**Problem to work on**
Reproduce all the lines below exactly and omit the images.

(Dataset records on visual material)
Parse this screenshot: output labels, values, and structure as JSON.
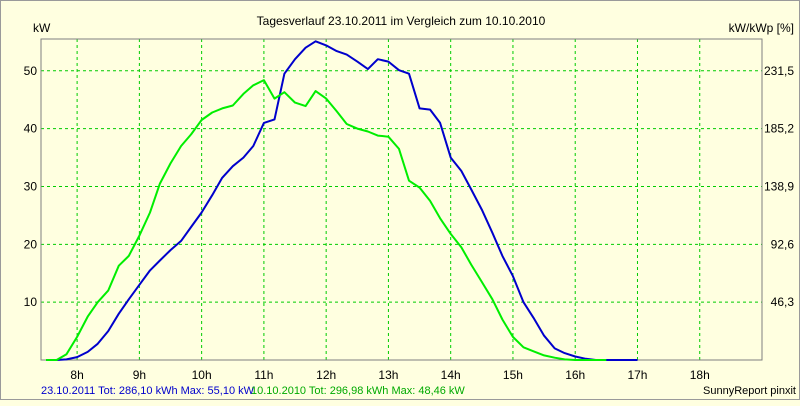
{
  "title": "Tagesverlauf 23.10.2011 im Vergleich zum 10.10.2010",
  "left_axis_unit": "kW",
  "right_axis_unit": "kW/kWp [%]",
  "footer": {
    "series1_summary": "23.10.2011 Tot: 286,10 kWh Max: 55,10 kW",
    "series2_summary": "10.10.2010 Tot: 296,98 kWh Max: 48,46 kW",
    "credit": "SunnyReport pinxit"
  },
  "colors": {
    "background": "#ffffe0",
    "grid": "#00cc00",
    "series1": "#0000cc",
    "series2": "#00ee00"
  },
  "chart_data": {
    "type": "line",
    "title": "Tagesverlauf 23.10.2011 im Vergleich zum 10.10.2010",
    "xlabel": "",
    "ylabel": "kW",
    "y2label": "kW/kWp [%]",
    "xlim": [
      7.42,
      19.0
    ],
    "ylim": [
      0,
      55.5
    ],
    "x_ticks": [
      8,
      9,
      10,
      11,
      12,
      13,
      14,
      15,
      16,
      17,
      18
    ],
    "x_tick_labels": [
      "8h",
      "9h",
      "10h",
      "11h",
      "12h",
      "13h",
      "14h",
      "15h",
      "16h",
      "17h",
      "18h"
    ],
    "y_ticks": [
      10,
      20,
      30,
      40,
      50
    ],
    "y_tick_labels": [
      "10",
      "20",
      "30",
      "40",
      "50"
    ],
    "y2_tick_labels": [
      "46,3",
      "92,6",
      "138,9",
      "185,2",
      "231,5"
    ],
    "grid": true,
    "series": [
      {
        "name": "23.10.2011",
        "color": "#0000cc",
        "points": [
          [
            7.5,
            0
          ],
          [
            7.67,
            0
          ],
          [
            7.83,
            0.1
          ],
          [
            8.0,
            0.5
          ],
          [
            8.17,
            1.4
          ],
          [
            8.33,
            2.8
          ],
          [
            8.5,
            5.0
          ],
          [
            8.67,
            8.0
          ],
          [
            8.83,
            10.5
          ],
          [
            9.0,
            13.0
          ],
          [
            9.17,
            15.5
          ],
          [
            9.33,
            17.2
          ],
          [
            9.5,
            19.0
          ],
          [
            9.67,
            20.6
          ],
          [
            9.83,
            23.0
          ],
          [
            10.0,
            25.5
          ],
          [
            10.17,
            28.5
          ],
          [
            10.33,
            31.5
          ],
          [
            10.5,
            33.5
          ],
          [
            10.67,
            35.0
          ],
          [
            10.83,
            37.0
          ],
          [
            11.0,
            41.0
          ],
          [
            11.17,
            41.6
          ],
          [
            11.33,
            49.5
          ],
          [
            11.5,
            52.0
          ],
          [
            11.67,
            54.0
          ],
          [
            11.83,
            55.1
          ],
          [
            12.0,
            54.4
          ],
          [
            12.17,
            53.4
          ],
          [
            12.33,
            52.8
          ],
          [
            12.5,
            51.6
          ],
          [
            12.67,
            50.3
          ],
          [
            12.83,
            52.0
          ],
          [
            13.0,
            51.6
          ],
          [
            13.17,
            50.1
          ],
          [
            13.33,
            49.5
          ],
          [
            13.5,
            43.5
          ],
          [
            13.67,
            43.3
          ],
          [
            13.83,
            41.0
          ],
          [
            14.0,
            35.0
          ],
          [
            14.17,
            32.7
          ],
          [
            14.33,
            29.5
          ],
          [
            14.5,
            26.0
          ],
          [
            14.67,
            22.0
          ],
          [
            14.83,
            18.0
          ],
          [
            15.0,
            14.5
          ],
          [
            15.17,
            10.0
          ],
          [
            15.33,
            7.3
          ],
          [
            15.5,
            4.2
          ],
          [
            15.67,
            2.0
          ],
          [
            15.83,
            1.2
          ],
          [
            16.0,
            0.6
          ],
          [
            16.17,
            0.2
          ],
          [
            16.33,
            0
          ],
          [
            16.5,
            0
          ],
          [
            16.67,
            0
          ],
          [
            16.83,
            0
          ],
          [
            17.0,
            0
          ]
        ]
      },
      {
        "name": "10.10.2010",
        "color": "#00ee00",
        "points": [
          [
            7.5,
            0
          ],
          [
            7.67,
            0
          ],
          [
            7.83,
            1.0
          ],
          [
            8.0,
            4.0
          ],
          [
            8.17,
            7.5
          ],
          [
            8.33,
            10.0
          ],
          [
            8.5,
            12.0
          ],
          [
            8.67,
            16.3
          ],
          [
            8.83,
            18.0
          ],
          [
            9.0,
            21.5
          ],
          [
            9.17,
            25.5
          ],
          [
            9.33,
            30.5
          ],
          [
            9.5,
            34.0
          ],
          [
            9.67,
            37.0
          ],
          [
            9.83,
            39.0
          ],
          [
            10.0,
            41.5
          ],
          [
            10.17,
            42.8
          ],
          [
            10.33,
            43.5
          ],
          [
            10.5,
            44.0
          ],
          [
            10.67,
            46.0
          ],
          [
            10.83,
            47.5
          ],
          [
            11.0,
            48.4
          ],
          [
            11.17,
            45.2
          ],
          [
            11.33,
            46.3
          ],
          [
            11.5,
            44.5
          ],
          [
            11.67,
            43.9
          ],
          [
            11.83,
            46.5
          ],
          [
            12.0,
            45.2
          ],
          [
            12.17,
            43.0
          ],
          [
            12.33,
            40.8
          ],
          [
            12.5,
            40.0
          ],
          [
            12.67,
            39.5
          ],
          [
            12.83,
            38.8
          ],
          [
            13.0,
            38.6
          ],
          [
            13.17,
            36.5
          ],
          [
            13.33,
            31.0
          ],
          [
            13.5,
            29.8
          ],
          [
            13.67,
            27.5
          ],
          [
            13.83,
            24.5
          ],
          [
            14.0,
            21.8
          ],
          [
            14.17,
            19.5
          ],
          [
            14.33,
            16.5
          ],
          [
            14.5,
            13.5
          ],
          [
            14.67,
            10.5
          ],
          [
            14.83,
            7.0
          ],
          [
            15.0,
            4.0
          ],
          [
            15.17,
            2.2
          ],
          [
            15.33,
            1.5
          ],
          [
            15.5,
            0.8
          ],
          [
            15.67,
            0.4
          ],
          [
            15.83,
            0.1
          ],
          [
            16.0,
            0
          ],
          [
            16.17,
            0
          ],
          [
            16.33,
            0
          ],
          [
            16.5,
            0
          ]
        ]
      }
    ]
  }
}
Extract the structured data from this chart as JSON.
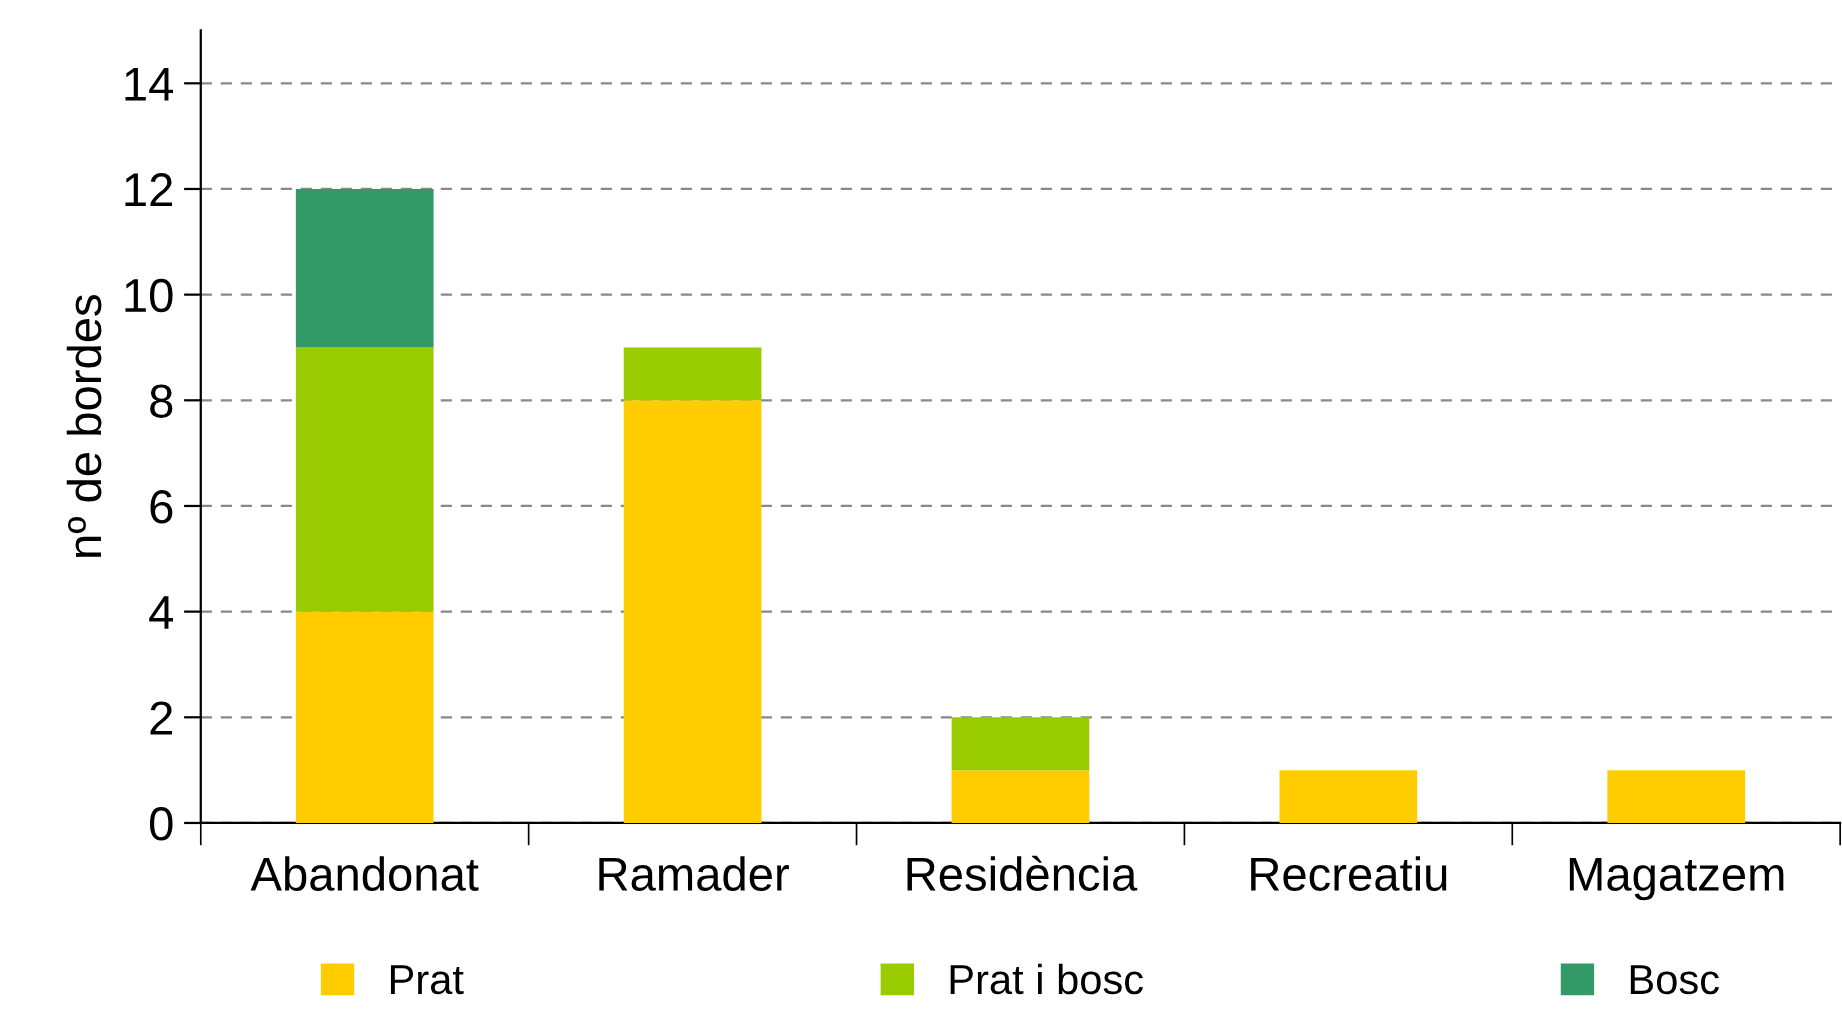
{
  "chart_data": {
    "type": "bar",
    "stacked": true,
    "ylabel": "nº de bordes",
    "categories": [
      "Abandonat",
      "Ramader",
      "Residència",
      "Recreatiu",
      "Magatzem"
    ],
    "series": [
      {
        "name": "Prat",
        "color": "#ffcc00",
        "values": [
          4,
          8,
          1,
          1,
          1
        ]
      },
      {
        "name": "Prat i bosc",
        "color": "#99cc00",
        "values": [
          5,
          1,
          1,
          0,
          0
        ]
      },
      {
        "name": "Bosc",
        "color": "#339966",
        "values": [
          3,
          0,
          0,
          0,
          0
        ]
      }
    ],
    "ylim": [
      0,
      15
    ],
    "yticks": [
      0,
      2,
      4,
      6,
      8,
      10,
      12,
      14
    ],
    "grid": "y",
    "legend": "bottom"
  }
}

**Answer below**
Parse this screenshot: output labels, values, and structure as JSON.
{
  "title": "Tagesverlauf 23.10.2011 im Vergleich zum 10.10.2010",
  "left_axis_unit": "kW",
  "right_axis_unit": "kW/kWp [%]",
  "footer": {
    "series1_summary": "23.10.2011 Tot: 286,10 kWh Max: 55,10 kW",
    "series2_summary": "10.10.2010 Tot: 296,98 kWh Max: 48,46 kW",
    "credit": "SunnyReport pinxit"
  },
  "colors": {
    "background": "#ffffe0",
    "grid": "#00cc00",
    "series1": "#0000cc",
    "series2": "#00ee00"
  },
  "chart_data": {
    "type": "line",
    "title": "Tagesverlauf 23.10.2011 im Vergleich zum 10.10.2010",
    "xlabel": "",
    "ylabel": "kW",
    "y2label": "kW/kWp [%]",
    "xlim": [
      7.42,
      19.0
    ],
    "ylim": [
      0,
      55.5
    ],
    "x_ticks": [
      8,
      9,
      10,
      11,
      12,
      13,
      14,
      15,
      16,
      17,
      18
    ],
    "x_tick_labels": [
      "8h",
      "9h",
      "10h",
      "11h",
      "12h",
      "13h",
      "14h",
      "15h",
      "16h",
      "17h",
      "18h"
    ],
    "y_ticks": [
      10,
      20,
      30,
      40,
      50
    ],
    "y_tick_labels": [
      "10",
      "20",
      "30",
      "40",
      "50"
    ],
    "y2_tick_labels": [
      "46,3",
      "92,6",
      "138,9",
      "185,2",
      "231,5"
    ],
    "grid": true,
    "series": [
      {
        "name": "23.10.2011",
        "color": "#0000cc",
        "points": [
          [
            7.5,
            0
          ],
          [
            7.67,
            0
          ],
          [
            7.83,
            0.1
          ],
          [
            8.0,
            0.5
          ],
          [
            8.17,
            1.4
          ],
          [
            8.33,
            2.8
          ],
          [
            8.5,
            5.0
          ],
          [
            8.67,
            8.0
          ],
          [
            8.83,
            10.5
          ],
          [
            9.0,
            13.0
          ],
          [
            9.17,
            15.5
          ],
          [
            9.33,
            17.2
          ],
          [
            9.5,
            19.0
          ],
          [
            9.67,
            20.6
          ],
          [
            9.83,
            23.0
          ],
          [
            10.0,
            25.5
          ],
          [
            10.17,
            28.5
          ],
          [
            10.33,
            31.5
          ],
          [
            10.5,
            33.5
          ],
          [
            10.67,
            35.0
          ],
          [
            10.83,
            37.0
          ],
          [
            11.0,
            41.0
          ],
          [
            11.17,
            41.6
          ],
          [
            11.33,
            49.5
          ],
          [
            11.5,
            52.0
          ],
          [
            11.67,
            54.0
          ],
          [
            11.83,
            55.1
          ],
          [
            12.0,
            54.4
          ],
          [
            12.17,
            53.4
          ],
          [
            12.33,
            52.8
          ],
          [
            12.5,
            51.6
          ],
          [
            12.67,
            50.3
          ],
          [
            12.83,
            52.0
          ],
          [
            13.0,
            51.6
          ],
          [
            13.17,
            50.1
          ],
          [
            13.33,
            49.5
          ],
          [
            13.5,
            43.5
          ],
          [
            13.67,
            43.3
          ],
          [
            13.83,
            41.0
          ],
          [
            14.0,
            35.0
          ],
          [
            14.17,
            32.7
          ],
          [
            14.33,
            29.5
          ],
          [
            14.5,
            26.0
          ],
          [
            14.67,
            22.0
          ],
          [
            14.83,
            18.0
          ],
          [
            15.0,
            14.5
          ],
          [
            15.17,
            10.0
          ],
          [
            15.33,
            7.3
          ],
          [
            15.5,
            4.2
          ],
          [
            15.67,
            2.0
          ],
          [
            15.83,
            1.2
          ],
          [
            16.0,
            0.6
          ],
          [
            16.17,
            0.2
          ],
          [
            16.33,
            0
          ],
          [
            16.5,
            0
          ],
          [
            16.67,
            0
          ],
          [
            16.83,
            0
          ],
          [
            17.0,
            0
          ]
        ]
      },
      {
        "name": "10.10.2010",
        "color": "#00ee00",
        "points": [
          [
            7.5,
            0
          ],
          [
            7.67,
            0
          ],
          [
            7.83,
            1.0
          ],
          [
            8.0,
            4.0
          ],
          [
            8.17,
            7.5
          ],
          [
            8.33,
            10.0
          ],
          [
            8.5,
            12.0
          ],
          [
            8.67,
            16.3
          ],
          [
            8.83,
            18.0
          ],
          [
            9.0,
            21.5
          ],
          [
            9.17,
            25.5
          ],
          [
            9.33,
            30.5
          ],
          [
            9.5,
            34.0
          ],
          [
            9.67,
            37.0
          ],
          [
            9.83,
            39.0
          ],
          [
            10.0,
            41.5
          ],
          [
            10.17,
            42.8
          ],
          [
            10.33,
            43.5
          ],
          [
            10.5,
            44.0
          ],
          [
            10.67,
            46.0
          ],
          [
            10.83,
            47.5
          ],
          [
            11.0,
            48.4
          ],
          [
            11.17,
            45.2
          ],
          [
            11.33,
            46.3
          ],
          [
            11.5,
            44.5
          ],
          [
            11.67,
            43.9
          ],
          [
            11.83,
            46.5
          ],
          [
            12.0,
            45.2
          ],
          [
            12.17,
            43.0
          ],
          [
            12.33,
            40.8
          ],
          [
            12.5,
            40.0
          ],
          [
            12.67,
            39.5
          ],
          [
            12.83,
            38.8
          ],
          [
            13.0,
            38.6
          ],
          [
            13.17,
            36.5
          ],
          [
            13.33,
            31.0
          ],
          [
            13.5,
            29.8
          ],
          [
            13.67,
            27.5
          ],
          [
            13.83,
            24.5
          ],
          [
            14.0,
            21.8
          ],
          [
            14.17,
            19.5
          ],
          [
            14.33,
            16.5
          ],
          [
            14.5,
            13.5
          ],
          [
            14.67,
            10.5
          ],
          [
            14.83,
            7.0
          ],
          [
            15.0,
            4.0
          ],
          [
            15.17,
            2.2
          ],
          [
            15.33,
            1.5
          ],
          [
            15.5,
            0.8
          ],
          [
            15.67,
            0.4
          ],
          [
            15.83,
            0.1
          ],
          [
            16.0,
            0
          ],
          [
            16.17,
            0
          ],
          [
            16.33,
            0
          ],
          [
            16.5,
            0
          ]
        ]
      }
    ]
  }
}
Extract the structured data from this chart as JSON.
{
  "chart_data": {
    "type": "bar",
    "stacked": true,
    "ylabel": "nº de bordes",
    "categories": [
      "Abandonat",
      "Ramader",
      "Residència",
      "Recreatiu",
      "Magatzem"
    ],
    "series": [
      {
        "name": "Prat",
        "color": "#ffcc00",
        "values": [
          4,
          8,
          1,
          1,
          1
        ]
      },
      {
        "name": "Prat i bosc",
        "color": "#99cc00",
        "values": [
          5,
          1,
          1,
          0,
          0
        ]
      },
      {
        "name": "Bosc",
        "color": "#339966",
        "values": [
          3,
          0,
          0,
          0,
          0
        ]
      }
    ],
    "ylim": [
      0,
      15
    ],
    "yticks": [
      0,
      2,
      4,
      6,
      8,
      10,
      12,
      14
    ],
    "grid": "y",
    "legend": "bottom"
  }
}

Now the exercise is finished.